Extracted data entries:
..............................

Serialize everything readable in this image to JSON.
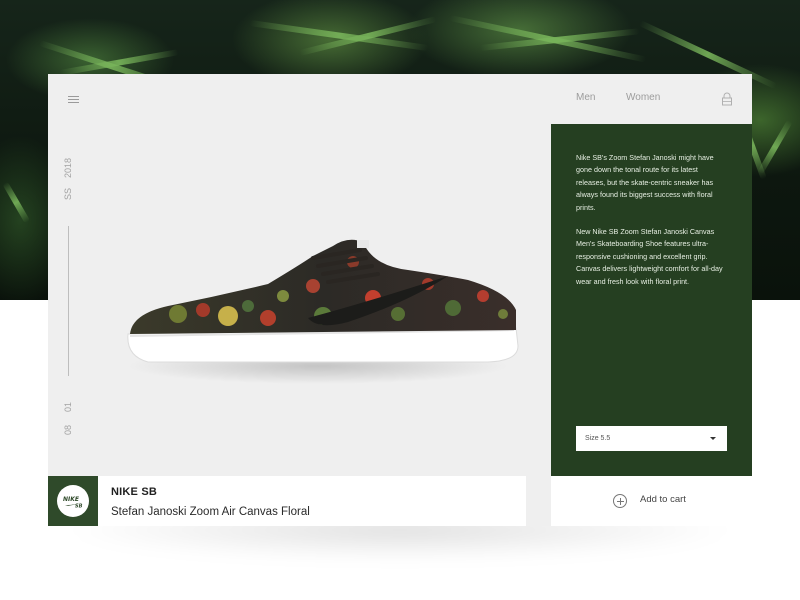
{
  "nav": {
    "men": "Men",
    "women": "Women"
  },
  "season": {
    "code": "SS",
    "year": "2018",
    "day": "01",
    "month": "08"
  },
  "panel": {
    "paragraph_1": "Nike SB's Zoom Stefan Janoski might have gone down the tonal route for its latest releases, but the skate-centric sneaker has always found its biggest success with floral prints.",
    "paragraph_2": "New  Nike SB Zoom Stefan Janoski Canvas Men's Skateboarding Shoe features ultra-responsive cushioning and excellent grip. Canvas delivers lightweight comfort for all-day wear and fresh look with floral print."
  },
  "size": {
    "selected": "Size 5.5"
  },
  "product": {
    "brand": "NIKE SB",
    "name": "Stefan Janoski Zoom Air Canvas Floral"
  },
  "logo": {
    "text": "Nike SB"
  },
  "cart": {
    "label": "Add to cart"
  },
  "icons": {
    "menu": "menu-icon",
    "lock": "lock-icon",
    "plus": "plus-icon",
    "dropdown": "chevron-down-icon"
  },
  "colors": {
    "panel": "#253f21",
    "card": "#efefef",
    "logo_bg": "#2f4a2a"
  }
}
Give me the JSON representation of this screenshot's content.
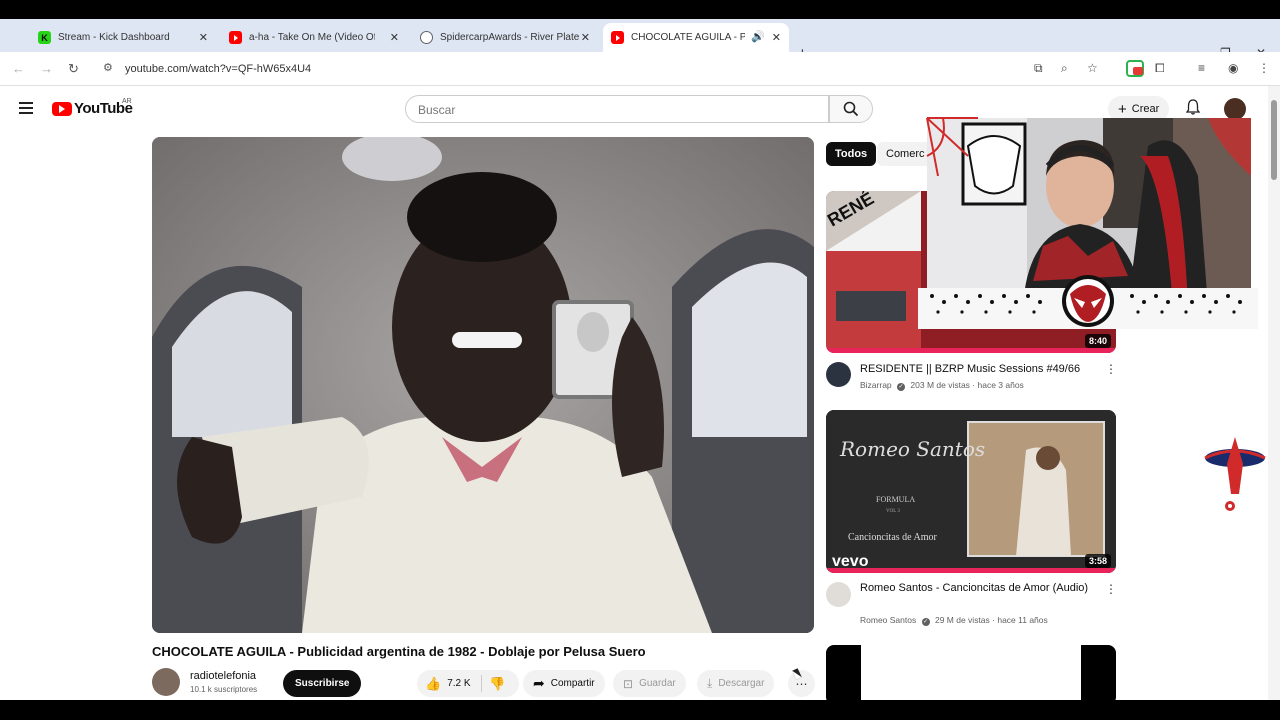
{
  "browser": {
    "tabs": [
      {
        "title": "Stream - Kick Dashboard",
        "favicon": "K",
        "favicon_color": "#24d515"
      },
      {
        "title": "a-ha - Take On Me (Video Ofic",
        "favicon": "",
        "favicon_color": "#ff0000"
      },
      {
        "title": "SpidercarpAwards - River Plate",
        "favicon": "",
        "favicon_color": "#5f6368"
      },
      {
        "title": "CHOCOLATE AGUILA - Publ",
        "favicon": "",
        "favicon_color": "#ff0000"
      }
    ],
    "url": "youtube.com/watch?v=QF-hW65x4U4"
  },
  "youtube": {
    "logo_text": "YouTube",
    "region": "AR",
    "search_placeholder": "Buscar",
    "create_label": "Crear",
    "video": {
      "title": "CHOCOLATE AGUILA - Publicidad argentina de 1982 - Doblaje por Pelusa Suero",
      "channel": "radiotelefonia",
      "subscribers": "10.1 k suscriptores",
      "subscribe_label": "Suscribirse",
      "likes": "7.2 K",
      "share_label": "Compartir",
      "save_label": "Guardar",
      "download_label": "Descargar"
    },
    "chips": [
      "Todos",
      "Comerc"
    ],
    "recommendations": [
      {
        "title": "RESIDENTE || BZRP Music Sessions #49/66",
        "channel": "Bizarrap",
        "meta": "203 M de vistas · hace 3 años",
        "duration": "8:40",
        "thumb_text": "RENÉ"
      },
      {
        "title": "Romeo Santos - Cancioncitas de Amor (Audio)",
        "channel": "Romeo Santos",
        "meta": "29 M de vistas · hace 11 años",
        "duration": "3:58",
        "thumb_artist": "Romeo Santos",
        "thumb_album_label": "FORMULA",
        "thumb_album_vol": "VOL 3",
        "thumb_song": "Cancioncitas de Amor",
        "thumb_brand": "vevo"
      }
    ]
  }
}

..............................

Challenge: In the data above, how many lines contain the string "Romeo"? Answer with the number only.

Final result: 3